--- TASK TO COMPLETE ---
Lines before the one containing "Give me a plain-text" are excluded; reproduce that line and all lines after it in the entries below, exactly.

=== RECORDS SUPPLIED ===

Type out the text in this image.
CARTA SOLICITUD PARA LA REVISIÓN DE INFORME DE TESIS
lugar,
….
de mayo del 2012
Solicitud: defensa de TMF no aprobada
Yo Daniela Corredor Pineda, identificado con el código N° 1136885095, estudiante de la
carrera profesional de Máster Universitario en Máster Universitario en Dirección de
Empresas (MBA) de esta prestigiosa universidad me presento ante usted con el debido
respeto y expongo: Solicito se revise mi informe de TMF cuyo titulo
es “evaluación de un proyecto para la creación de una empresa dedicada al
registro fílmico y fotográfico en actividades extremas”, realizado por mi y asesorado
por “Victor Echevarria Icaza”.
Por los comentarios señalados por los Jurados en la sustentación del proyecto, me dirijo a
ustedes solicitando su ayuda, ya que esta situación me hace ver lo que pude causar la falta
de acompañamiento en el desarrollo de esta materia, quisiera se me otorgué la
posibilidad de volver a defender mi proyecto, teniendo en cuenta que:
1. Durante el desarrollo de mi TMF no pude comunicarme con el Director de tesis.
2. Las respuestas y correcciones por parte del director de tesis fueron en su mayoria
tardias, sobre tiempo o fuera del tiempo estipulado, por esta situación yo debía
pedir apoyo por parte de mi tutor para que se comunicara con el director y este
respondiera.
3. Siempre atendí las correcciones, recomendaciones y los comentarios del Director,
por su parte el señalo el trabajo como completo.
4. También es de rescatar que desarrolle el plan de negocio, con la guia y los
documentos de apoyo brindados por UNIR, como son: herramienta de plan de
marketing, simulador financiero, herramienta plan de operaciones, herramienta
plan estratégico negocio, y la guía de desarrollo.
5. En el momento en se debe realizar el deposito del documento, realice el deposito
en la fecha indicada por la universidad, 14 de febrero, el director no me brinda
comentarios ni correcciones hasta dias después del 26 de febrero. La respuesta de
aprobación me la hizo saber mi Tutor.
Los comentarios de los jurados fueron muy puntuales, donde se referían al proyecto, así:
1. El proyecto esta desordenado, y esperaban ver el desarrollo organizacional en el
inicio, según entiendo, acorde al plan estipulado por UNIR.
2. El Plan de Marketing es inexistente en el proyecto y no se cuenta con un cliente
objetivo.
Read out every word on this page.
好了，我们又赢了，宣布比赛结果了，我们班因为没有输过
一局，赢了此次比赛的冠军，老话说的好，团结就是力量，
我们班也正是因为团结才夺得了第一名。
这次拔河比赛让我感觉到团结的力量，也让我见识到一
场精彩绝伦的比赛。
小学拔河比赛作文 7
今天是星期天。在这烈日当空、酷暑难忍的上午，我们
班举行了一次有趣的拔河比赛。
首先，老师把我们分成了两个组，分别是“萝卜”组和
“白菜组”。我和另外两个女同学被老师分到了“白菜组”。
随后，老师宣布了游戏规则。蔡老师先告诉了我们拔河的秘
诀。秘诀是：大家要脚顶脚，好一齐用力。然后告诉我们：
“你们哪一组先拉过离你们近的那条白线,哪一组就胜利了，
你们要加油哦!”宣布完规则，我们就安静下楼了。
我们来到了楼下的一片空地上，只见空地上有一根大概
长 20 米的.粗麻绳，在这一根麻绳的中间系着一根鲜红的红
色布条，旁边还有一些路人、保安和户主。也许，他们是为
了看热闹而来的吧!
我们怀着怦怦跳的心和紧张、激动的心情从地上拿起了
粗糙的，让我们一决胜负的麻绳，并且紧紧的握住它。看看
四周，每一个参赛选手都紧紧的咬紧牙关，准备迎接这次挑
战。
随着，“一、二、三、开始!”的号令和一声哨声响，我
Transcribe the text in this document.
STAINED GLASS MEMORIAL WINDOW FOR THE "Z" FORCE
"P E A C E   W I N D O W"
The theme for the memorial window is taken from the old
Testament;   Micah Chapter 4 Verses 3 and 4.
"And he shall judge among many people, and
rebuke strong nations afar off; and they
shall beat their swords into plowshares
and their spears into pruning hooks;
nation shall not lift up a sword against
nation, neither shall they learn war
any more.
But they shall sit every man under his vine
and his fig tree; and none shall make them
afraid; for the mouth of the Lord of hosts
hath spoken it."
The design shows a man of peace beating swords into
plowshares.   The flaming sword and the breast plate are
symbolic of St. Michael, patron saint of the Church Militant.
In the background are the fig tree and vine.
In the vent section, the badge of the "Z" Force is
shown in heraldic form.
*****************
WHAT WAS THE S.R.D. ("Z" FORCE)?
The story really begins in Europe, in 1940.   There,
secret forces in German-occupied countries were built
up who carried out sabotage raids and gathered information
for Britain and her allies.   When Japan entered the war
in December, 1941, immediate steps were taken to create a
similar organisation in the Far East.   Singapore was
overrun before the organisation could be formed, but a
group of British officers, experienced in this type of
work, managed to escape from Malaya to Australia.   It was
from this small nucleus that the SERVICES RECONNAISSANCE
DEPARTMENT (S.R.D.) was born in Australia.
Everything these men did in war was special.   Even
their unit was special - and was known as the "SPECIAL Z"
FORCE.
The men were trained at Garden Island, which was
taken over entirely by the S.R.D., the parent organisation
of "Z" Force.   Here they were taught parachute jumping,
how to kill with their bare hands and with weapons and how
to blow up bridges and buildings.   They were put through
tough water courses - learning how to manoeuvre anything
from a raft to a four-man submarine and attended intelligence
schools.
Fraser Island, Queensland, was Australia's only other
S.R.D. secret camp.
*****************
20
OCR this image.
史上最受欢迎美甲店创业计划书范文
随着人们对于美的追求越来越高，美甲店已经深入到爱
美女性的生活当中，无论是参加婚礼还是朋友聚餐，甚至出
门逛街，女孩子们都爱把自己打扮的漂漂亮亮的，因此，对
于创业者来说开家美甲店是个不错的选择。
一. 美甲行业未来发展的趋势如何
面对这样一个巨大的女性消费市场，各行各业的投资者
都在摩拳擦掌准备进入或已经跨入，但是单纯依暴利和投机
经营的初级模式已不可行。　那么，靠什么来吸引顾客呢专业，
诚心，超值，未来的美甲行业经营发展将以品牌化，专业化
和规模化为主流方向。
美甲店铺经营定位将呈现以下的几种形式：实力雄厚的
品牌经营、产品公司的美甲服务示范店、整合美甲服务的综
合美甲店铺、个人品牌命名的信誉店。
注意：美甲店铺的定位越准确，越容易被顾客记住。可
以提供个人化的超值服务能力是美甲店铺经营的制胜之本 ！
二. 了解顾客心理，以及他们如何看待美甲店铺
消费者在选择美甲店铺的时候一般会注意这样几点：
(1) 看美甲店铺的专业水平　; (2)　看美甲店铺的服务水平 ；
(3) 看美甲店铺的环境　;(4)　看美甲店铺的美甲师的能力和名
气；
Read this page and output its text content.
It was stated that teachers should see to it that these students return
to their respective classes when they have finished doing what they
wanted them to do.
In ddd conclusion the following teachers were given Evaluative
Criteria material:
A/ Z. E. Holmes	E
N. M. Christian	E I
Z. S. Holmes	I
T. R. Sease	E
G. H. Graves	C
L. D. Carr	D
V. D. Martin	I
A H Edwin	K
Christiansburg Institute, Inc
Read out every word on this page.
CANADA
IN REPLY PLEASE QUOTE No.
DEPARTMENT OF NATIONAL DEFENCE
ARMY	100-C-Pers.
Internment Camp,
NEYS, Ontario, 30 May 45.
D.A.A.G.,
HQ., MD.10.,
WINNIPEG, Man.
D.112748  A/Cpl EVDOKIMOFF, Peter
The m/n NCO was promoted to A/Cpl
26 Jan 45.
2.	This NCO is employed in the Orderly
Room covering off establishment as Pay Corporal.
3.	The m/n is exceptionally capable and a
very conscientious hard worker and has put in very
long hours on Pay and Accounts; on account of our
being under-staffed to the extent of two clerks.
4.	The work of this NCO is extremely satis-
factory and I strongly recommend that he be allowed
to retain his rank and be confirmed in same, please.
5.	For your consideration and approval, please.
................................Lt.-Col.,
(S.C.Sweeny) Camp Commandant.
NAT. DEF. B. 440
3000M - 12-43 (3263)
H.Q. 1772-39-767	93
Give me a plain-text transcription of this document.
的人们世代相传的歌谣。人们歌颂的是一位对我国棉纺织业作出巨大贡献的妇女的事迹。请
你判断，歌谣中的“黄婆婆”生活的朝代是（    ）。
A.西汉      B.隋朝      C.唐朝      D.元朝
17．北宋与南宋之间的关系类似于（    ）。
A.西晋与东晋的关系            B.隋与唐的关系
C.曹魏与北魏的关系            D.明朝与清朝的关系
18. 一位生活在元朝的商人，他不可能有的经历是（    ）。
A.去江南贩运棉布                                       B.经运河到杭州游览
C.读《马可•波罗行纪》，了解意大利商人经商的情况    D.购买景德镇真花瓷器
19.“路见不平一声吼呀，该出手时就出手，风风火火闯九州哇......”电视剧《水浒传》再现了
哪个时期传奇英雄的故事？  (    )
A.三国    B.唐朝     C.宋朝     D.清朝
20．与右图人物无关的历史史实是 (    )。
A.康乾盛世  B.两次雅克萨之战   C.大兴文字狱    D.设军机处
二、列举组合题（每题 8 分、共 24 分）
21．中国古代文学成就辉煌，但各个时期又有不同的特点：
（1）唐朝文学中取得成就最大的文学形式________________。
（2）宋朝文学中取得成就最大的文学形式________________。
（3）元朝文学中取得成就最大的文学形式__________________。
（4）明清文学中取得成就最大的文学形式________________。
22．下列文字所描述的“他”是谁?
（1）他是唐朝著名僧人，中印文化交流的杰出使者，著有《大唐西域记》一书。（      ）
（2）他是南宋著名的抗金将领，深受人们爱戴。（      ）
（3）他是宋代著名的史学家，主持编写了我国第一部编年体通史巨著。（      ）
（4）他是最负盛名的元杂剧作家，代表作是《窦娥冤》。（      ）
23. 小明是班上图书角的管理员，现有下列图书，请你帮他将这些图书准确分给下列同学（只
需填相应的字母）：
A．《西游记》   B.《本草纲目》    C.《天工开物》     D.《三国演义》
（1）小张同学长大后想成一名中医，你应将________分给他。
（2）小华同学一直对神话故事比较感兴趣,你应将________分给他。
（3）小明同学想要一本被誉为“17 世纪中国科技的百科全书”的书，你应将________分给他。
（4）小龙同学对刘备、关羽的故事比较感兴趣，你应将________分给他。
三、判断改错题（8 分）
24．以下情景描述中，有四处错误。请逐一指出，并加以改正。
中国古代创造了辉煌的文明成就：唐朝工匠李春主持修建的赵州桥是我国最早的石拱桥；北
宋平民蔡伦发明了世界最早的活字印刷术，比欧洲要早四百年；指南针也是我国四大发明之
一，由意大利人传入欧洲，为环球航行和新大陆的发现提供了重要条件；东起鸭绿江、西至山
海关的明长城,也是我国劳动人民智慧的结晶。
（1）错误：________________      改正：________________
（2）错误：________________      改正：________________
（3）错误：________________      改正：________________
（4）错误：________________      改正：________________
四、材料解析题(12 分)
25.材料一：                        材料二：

===

--- RESULT OF THIS EXERCISE ---
Give me a plain-text transcription of this document.
的人们世代相传的歌谣。人们歌颂的是一位对我国棉纺织业作出巨大贡献的妇女的事迹。请
你判断，歌谣中的“黄婆婆”生活的朝代是（    ）。
A.西汉      B.隋朝      C.唐朝      D.元朝
17．北宋与南宋之间的关系类似于（    ）。
A.西晋与东晋的关系            B.隋与唐的关系
C.曹魏与北魏的关系            D.明朝与清朝的关系
18. 一位生活在元朝的商人，他不可能有的经历是（    ）。
A.去江南贩运棉布                                       B.经运河到杭州游览
C.读《马可•波罗行纪》，了解意大利商人经商的情况    D.购买景德镇真花瓷器
19.“路见不平一声吼呀，该出手时就出手，风风火火闯九州哇......”电视剧《水浒传》再现了
哪个时期传奇英雄的故事？  (    )
A.三国    B.唐朝     C.宋朝     D.清朝
20．与右图人物无关的历史史实是 (    )。
A.康乾盛世  B.两次雅克萨之战   C.大兴文字狱    D.设军机处
二、列举组合题（每题 8 分、共 24 分）
21．中国古代文学成就辉煌，但各个时期又有不同的特点：
（1）唐朝文学中取得成就最大的文学形式________________。
（2）宋朝文学中取得成就最大的文学形式________________。
（3）元朝文学中取得成就最大的文学形式__________________。
（4）明清文学中取得成就最大的文学形式________________。
22．下列文字所描述的“他”是谁?
（1）他是唐朝著名僧人，中印文化交流的杰出使者，著有《大唐西域记》一书。（      ）
（2）他是南宋著名的抗金将领，深受人们爱戴。（      ）
（3）他是宋代著名的史学家，主持编写了我国第一部编年体通史巨著。（      ）
（4）他是最负盛名的元杂剧作家，代表作是《窦娥冤》。（      ）
23. 小明是班上图书角的管理员，现有下列图书，请你帮他将这些图书准确分给下列同学（只
需填相应的字母）：
A．《西游记》   B.《本草纲目》    C.《天工开物》     D.《三国演义》
（1）小张同学长大后想成一名中医，你应将________分给他。
（2）小华同学一直对神话故事比较感兴趣,你应将________分给他。
（3）小明同学想要一本被誉为“17 世纪中国科技的百科全书”的书，你应将________分给他。
（4）小龙同学对刘备、关羽的故事比较感兴趣，你应将________分给他。
三、判断改错题（8 分）
24．以下情景描述中，有四处错误。请逐一指出，并加以改正。
中国古代创造了辉煌的文明成就：唐朝工匠李春主持修建的赵州桥是我国最早的石拱桥；北
宋平民蔡伦发明了世界最早的活字印刷术，比欧洲要早四百年；指南针也是我国四大发明之
一，由意大利人传入欧洲，为环球航行和新大陆的发现提供了重要条件；东起鸭绿江、西至山
海关的明长城,也是我国劳动人民智慧的结晶。
（1）错误：________________      改正：________________
（2）错误：________________      改正：________________
（3）错误：________________      改正：________________
（4）错误：________________      改正：________________
四、材料解析题(12 分)
25.材料一：                        材料二：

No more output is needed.